• _Records about charts and figures_
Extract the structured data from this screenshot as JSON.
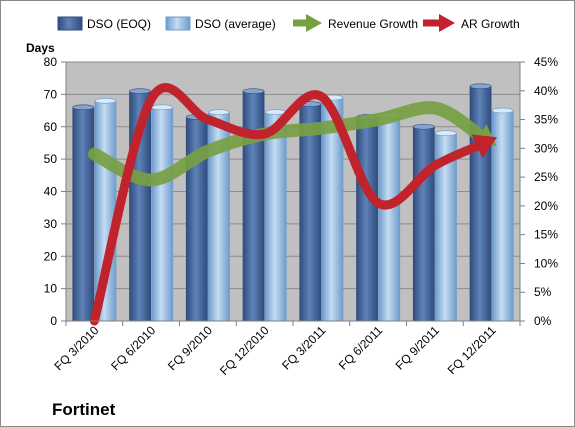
{
  "chart_data": {
    "type": "bar",
    "company": "Fortinet",
    "y_left_label": "Days",
    "y_left_range": [
      0,
      80
    ],
    "y_left_ticks": [
      "0",
      "10",
      "20",
      "30",
      "40",
      "50",
      "60",
      "70",
      "80"
    ],
    "y_right_range": [
      0,
      45
    ],
    "y_right_ticks": [
      "0%",
      "5%",
      "10%",
      "15%",
      "20%",
      "25%",
      "30%",
      "35%",
      "40%",
      "45%"
    ],
    "categories": [
      "FQ 3/2010",
      "FQ 6/2010",
      "FQ 9/2010",
      "FQ 12/2010",
      "FQ 3/2011",
      "FQ 6/2011",
      "FQ 9/2011",
      "FQ 12/2011"
    ],
    "x_tick_labels": [
      "FQ 3/2010",
      "FQ 6/2010",
      "FQ 9/2010",
      "FQ 12/2010",
      "FQ 3/2011",
      "FQ 6/2011",
      "FQ 9/2011",
      "FQ 12/2011"
    ],
    "grid": true,
    "legend_position": "top",
    "series": [
      {
        "name": "DSO (EOQ)",
        "type": "bar",
        "axis": "left",
        "color": "#4a6a9c",
        "values": [
          66,
          71,
          63,
          71,
          67,
          63,
          60,
          72.5
        ]
      },
      {
        "name": "DSO (average)",
        "type": "bar",
        "axis": "left",
        "color": "#9cc3e6",
        "values": [
          68,
          66,
          64.5,
          64.5,
          69,
          63.5,
          58,
          65
        ]
      },
      {
        "name": "Revenue Growth",
        "type": "line",
        "axis": "right",
        "color": "#77a043",
        "values": [
          29,
          24.5,
          29.5,
          32.5,
          33.5,
          35,
          37,
          31
        ]
      },
      {
        "name": "AR Growth",
        "type": "line",
        "axis": "right",
        "color": "#c0232c",
        "values": [
          0,
          38.5,
          35,
          32.5,
          39,
          20.5,
          27,
          31.5
        ]
      }
    ]
  }
}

• _WRITTEN INSTRUCTION_
Write the entries above out again exactly, but not the pictures.

• _COMPLETE ANSWER_
Extract the structured data from this screenshot as JSON.
{
  "chart_data": {
    "type": "bar",
    "company": "Fortinet",
    "y_left_label": "Days",
    "y_left_range": [
      0,
      80
    ],
    "y_left_ticks": [
      "0",
      "10",
      "20",
      "30",
      "40",
      "50",
      "60",
      "70",
      "80"
    ],
    "y_right_range": [
      0,
      45
    ],
    "y_right_ticks": [
      "0%",
      "5%",
      "10%",
      "15%",
      "20%",
      "25%",
      "30%",
      "35%",
      "40%",
      "45%"
    ],
    "categories": [
      "FQ 3/2010",
      "FQ 6/2010",
      "FQ 9/2010",
      "FQ 12/2010",
      "FQ 3/2011",
      "FQ 6/2011",
      "FQ 9/2011",
      "FQ 12/2011"
    ],
    "x_tick_labels": [
      "FQ 3/2010",
      "FQ 6/2010",
      "FQ 9/2010",
      "FQ 12/2010",
      "FQ 3/2011",
      "FQ 6/2011",
      "FQ 9/2011",
      "FQ 12/2011"
    ],
    "grid": true,
    "legend_position": "top",
    "series": [
      {
        "name": "DSO (EOQ)",
        "type": "bar",
        "axis": "left",
        "color": "#4a6a9c",
        "values": [
          66,
          71,
          63,
          71,
          67,
          63,
          60,
          72.5
        ]
      },
      {
        "name": "DSO (average)",
        "type": "bar",
        "axis": "left",
        "color": "#9cc3e6",
        "values": [
          68,
          66,
          64.5,
          64.5,
          69,
          63.5,
          58,
          65
        ]
      },
      {
        "name": "Revenue Growth",
        "type": "line",
        "axis": "right",
        "color": "#77a043",
        "values": [
          29,
          24.5,
          29.5,
          32.5,
          33.5,
          35,
          37,
          31
        ]
      },
      {
        "name": "AR Growth",
        "type": "line",
        "axis": "right",
        "color": "#c0232c",
        "values": [
          0,
          38.5,
          35,
          32.5,
          39,
          20.5,
          27,
          31.5
        ]
      }
    ]
  }
}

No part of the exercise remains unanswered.